*EXTRACTED MATERIAL:*
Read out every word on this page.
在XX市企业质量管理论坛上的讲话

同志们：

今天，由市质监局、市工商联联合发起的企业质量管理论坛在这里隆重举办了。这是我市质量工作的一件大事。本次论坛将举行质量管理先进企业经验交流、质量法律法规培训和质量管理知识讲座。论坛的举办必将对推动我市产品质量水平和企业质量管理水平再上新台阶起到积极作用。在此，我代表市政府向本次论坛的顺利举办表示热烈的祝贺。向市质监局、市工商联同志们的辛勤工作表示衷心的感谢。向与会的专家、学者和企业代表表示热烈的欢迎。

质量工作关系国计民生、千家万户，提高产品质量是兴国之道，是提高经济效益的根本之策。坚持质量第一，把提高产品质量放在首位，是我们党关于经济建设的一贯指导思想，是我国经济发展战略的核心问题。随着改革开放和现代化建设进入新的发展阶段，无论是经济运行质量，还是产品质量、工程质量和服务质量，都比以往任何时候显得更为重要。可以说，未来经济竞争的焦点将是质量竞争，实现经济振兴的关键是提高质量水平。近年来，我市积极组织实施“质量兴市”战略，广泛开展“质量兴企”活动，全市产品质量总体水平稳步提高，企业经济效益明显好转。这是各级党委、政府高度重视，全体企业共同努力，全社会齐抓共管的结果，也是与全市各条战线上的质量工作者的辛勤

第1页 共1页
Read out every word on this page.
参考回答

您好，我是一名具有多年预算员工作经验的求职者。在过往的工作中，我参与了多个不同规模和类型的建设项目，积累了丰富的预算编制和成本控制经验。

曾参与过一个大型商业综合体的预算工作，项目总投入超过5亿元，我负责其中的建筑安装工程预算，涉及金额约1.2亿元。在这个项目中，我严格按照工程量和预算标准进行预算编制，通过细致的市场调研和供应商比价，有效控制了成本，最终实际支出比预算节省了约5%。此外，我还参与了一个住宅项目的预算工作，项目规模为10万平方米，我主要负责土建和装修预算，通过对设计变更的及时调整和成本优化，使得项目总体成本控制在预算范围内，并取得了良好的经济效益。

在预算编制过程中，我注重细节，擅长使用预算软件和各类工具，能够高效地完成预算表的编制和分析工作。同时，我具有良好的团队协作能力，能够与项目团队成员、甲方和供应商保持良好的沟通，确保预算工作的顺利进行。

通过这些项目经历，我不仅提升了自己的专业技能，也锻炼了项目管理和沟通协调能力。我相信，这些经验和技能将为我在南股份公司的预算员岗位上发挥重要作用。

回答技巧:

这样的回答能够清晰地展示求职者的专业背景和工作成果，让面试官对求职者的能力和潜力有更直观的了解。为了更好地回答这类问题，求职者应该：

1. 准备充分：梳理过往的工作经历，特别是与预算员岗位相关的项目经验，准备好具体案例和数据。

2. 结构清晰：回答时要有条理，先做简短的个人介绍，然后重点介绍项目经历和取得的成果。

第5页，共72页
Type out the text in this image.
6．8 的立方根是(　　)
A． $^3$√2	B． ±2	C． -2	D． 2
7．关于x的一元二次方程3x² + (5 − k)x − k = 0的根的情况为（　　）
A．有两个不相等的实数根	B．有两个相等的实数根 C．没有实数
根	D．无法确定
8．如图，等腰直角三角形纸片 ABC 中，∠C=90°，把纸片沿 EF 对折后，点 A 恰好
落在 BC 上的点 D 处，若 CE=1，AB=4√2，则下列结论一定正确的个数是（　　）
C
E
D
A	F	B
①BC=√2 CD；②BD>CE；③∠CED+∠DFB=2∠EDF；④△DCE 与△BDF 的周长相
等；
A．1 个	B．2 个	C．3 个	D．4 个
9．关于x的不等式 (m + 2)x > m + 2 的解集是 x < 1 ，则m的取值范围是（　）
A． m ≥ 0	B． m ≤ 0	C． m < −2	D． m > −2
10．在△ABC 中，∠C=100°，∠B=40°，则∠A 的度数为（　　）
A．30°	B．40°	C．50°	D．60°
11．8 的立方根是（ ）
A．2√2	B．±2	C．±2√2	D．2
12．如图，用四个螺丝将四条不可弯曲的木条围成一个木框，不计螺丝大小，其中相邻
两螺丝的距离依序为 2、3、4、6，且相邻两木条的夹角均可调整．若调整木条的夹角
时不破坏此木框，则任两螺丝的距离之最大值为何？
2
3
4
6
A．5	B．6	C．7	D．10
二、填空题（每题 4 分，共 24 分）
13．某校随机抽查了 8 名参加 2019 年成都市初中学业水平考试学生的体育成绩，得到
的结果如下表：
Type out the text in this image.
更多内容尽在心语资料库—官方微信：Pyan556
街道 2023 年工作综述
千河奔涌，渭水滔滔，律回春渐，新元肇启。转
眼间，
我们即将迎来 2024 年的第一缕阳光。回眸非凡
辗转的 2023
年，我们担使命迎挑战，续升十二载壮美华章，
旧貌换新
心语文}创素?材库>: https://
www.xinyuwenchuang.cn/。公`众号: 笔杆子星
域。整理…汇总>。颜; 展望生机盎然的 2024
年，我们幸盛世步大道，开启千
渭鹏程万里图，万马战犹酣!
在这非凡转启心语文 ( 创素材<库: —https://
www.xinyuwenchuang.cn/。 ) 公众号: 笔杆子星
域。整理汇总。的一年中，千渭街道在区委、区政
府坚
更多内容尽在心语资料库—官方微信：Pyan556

*EXERCISE BRIEF:* Quote every record above exactly.

*ANSWER TO THE TASK:*
Read out every word on this page.
在XX市企业质量管理论坛上的讲话

同志们：

今天，由市质监局、市工商联联合发起的企业质量管理论坛在这里隆重举办了。这是我市质量工作的一件大事。本次论坛将举行质量管理先进企业经验交流、质量法律法规培训和质量管理知识讲座。论坛的举办必将对推动我市产品质量水平和企业质量管理水平再上新台阶起到积极作用。在此，我代表市政府向本次论坛的顺利举办表示热烈的祝贺。向市质监局、市工商联同志们的辛勤工作表示衷心的感谢。向与会的专家、学者和企业代表表示热烈的欢迎。

质量工作关系国计民生、千家万户，提高产品质量是兴国之道，是提高经济效益的根本之策。坚持质量第一，把提高产品质量放在首位，是我们党关于经济建设的一贯指导思想，是我国经济发展战略的核心问题。随着改革开放和现代化建设进入新的发展阶段，无论是经济运行质量，还是产品质量、工程质量和服务质量，都比以往任何时候显得更为重要。可以说，未来经济竞争的焦点将是质量竞争，实现经济振兴的关键是提高质量水平。近年来，我市积极组织实施“质量兴市”战略，广泛开展“质量兴企”活动，全市产品质量总体水平稳步提高，企业经济效益明显好转。这是各级党委、政府高度重视，全体企业共同努力，全社会齐抓共管的结果，也是与全市各条战线上的质量工作者的辛勤

第1页 共1页
Read out every word on this page.
参考回答

您好，我是一名具有多年预算员工作经验的求职者。在过往的工作中，我参与了多个不同规模和类型的建设项目，积累了丰富的预算编制和成本控制经验。

曾参与过一个大型商业综合体的预算工作，项目总投入超过5亿元，我负责其中的建筑安装工程预算，涉及金额约1.2亿元。在这个项目中，我严格按照工程量和预算标准进行预算编制，通过细致的市场调研和供应商比价，有效控制了成本，最终实际支出比预算节省了约5%。此外，我还参与了一个住宅项目的预算工作，项目规模为10万平方米，我主要负责土建和装修预算，通过对设计变更的及时调整和成本优化，使得项目总体成本控制在预算范围内，并取得了良好的经济效益。

在预算编制过程中，我注重细节，擅长使用预算软件和各类工具，能够高效地完成预算表的编制和分析工作。同时，我具有良好的团队协作能力，能够与项目团队成员、甲方和供应商保持良好的沟通，确保预算工作的顺利进行。

通过这些项目经历，我不仅提升了自己的专业技能，也锻炼了项目管理和沟通协调能力。我相信，这些经验和技能将为我在南股份公司的预算员岗位上发挥重要作用。

回答技巧:

这样的回答能够清晰地展示求职者的专业背景和工作成果，让面试官对求职者的能力和潜力有更直观的了解。为了更好地回答这类问题，求职者应该：

1. 准备充分：梳理过往的工作经历，特别是与预算员岗位相关的项目经验，准备好具体案例和数据。

2. 结构清晰：回答时要有条理，先做简短的个人介绍，然后重点介绍项目经历和取得的成果。

第5页，共72页
Type out the text in this image.
6．8 的立方根是(　　)
A． $^3$√2	B． ±2	C． -2	D． 2
7．关于x的一元二次方程3x² + (5 − k)x − k = 0的根的情况为（　　）
A．有两个不相等的实数根	B．有两个相等的实数根 C．没有实数
根	D．无法确定
8．如图，等腰直角三角形纸片 ABC 中，∠C=90°，把纸片沿 EF 对折后，点 A 恰好
落在 BC 上的点 D 处，若 CE=1，AB=4√2，则下列结论一定正确的个数是（　　）
C
E
D
A	F	B
①BC=√2 CD；②BD>CE；③∠CED+∠DFB=2∠EDF；④△DCE 与△BDF 的周长相
等；
A．1 个	B．2 个	C．3 个	D．4 个
9．关于x的不等式 (m + 2)x > m + 2 的解集是 x < 1 ，则m的取值范围是（　）
A． m ≥ 0	B． m ≤ 0	C． m < −2	D． m > −2
10．在△ABC 中，∠C=100°，∠B=40°，则∠A 的度数为（　　）
A．30°	B．40°	C．50°	D．60°
11．8 的立方根是（ ）
A．2√2	B．±2	C．±2√2	D．2
12．如图，用四个螺丝将四条不可弯曲的木条围成一个木框，不计螺丝大小，其中相邻
两螺丝的距离依序为 2、3、4、6，且相邻两木条的夹角均可调整．若调整木条的夹角
时不破坏此木框，则任两螺丝的距离之最大值为何？
2
3
4
6
A．5	B．6	C．7	D．10
二、填空题（每题 4 分，共 24 分）
13．某校随机抽查了 8 名参加 2019 年成都市初中学业水平考试学生的体育成绩，得到
的结果如下表：
Type out the text in this image.
更多内容尽在心语资料库—官方微信：Pyan556
街道 2023 年工作综述
千河奔涌，渭水滔滔，律回春渐，新元肇启。转
眼间，
我们即将迎来 2024 年的第一缕阳光。回眸非凡
辗转的 2023
年，我们担使命迎挑战，续升十二载壮美华章，
旧貌换新
心语文}创素?材库>: https://
www.xinyuwenchuang.cn/。公`众号: 笔杆子星
域。整理…汇总>。颜; 展望生机盎然的 2024
年，我们幸盛世步大道，开启千
渭鹏程万里图，万马战犹酣!
在这非凡转启心语文 ( 创素材<库: —https://
www.xinyuwenchuang.cn/。 ) 公众号: 笔杆子星
域。整理汇总。的一年中，千渭街道在区委、区政
府坚
更多内容尽在心语资料库—官方微信：Pyan556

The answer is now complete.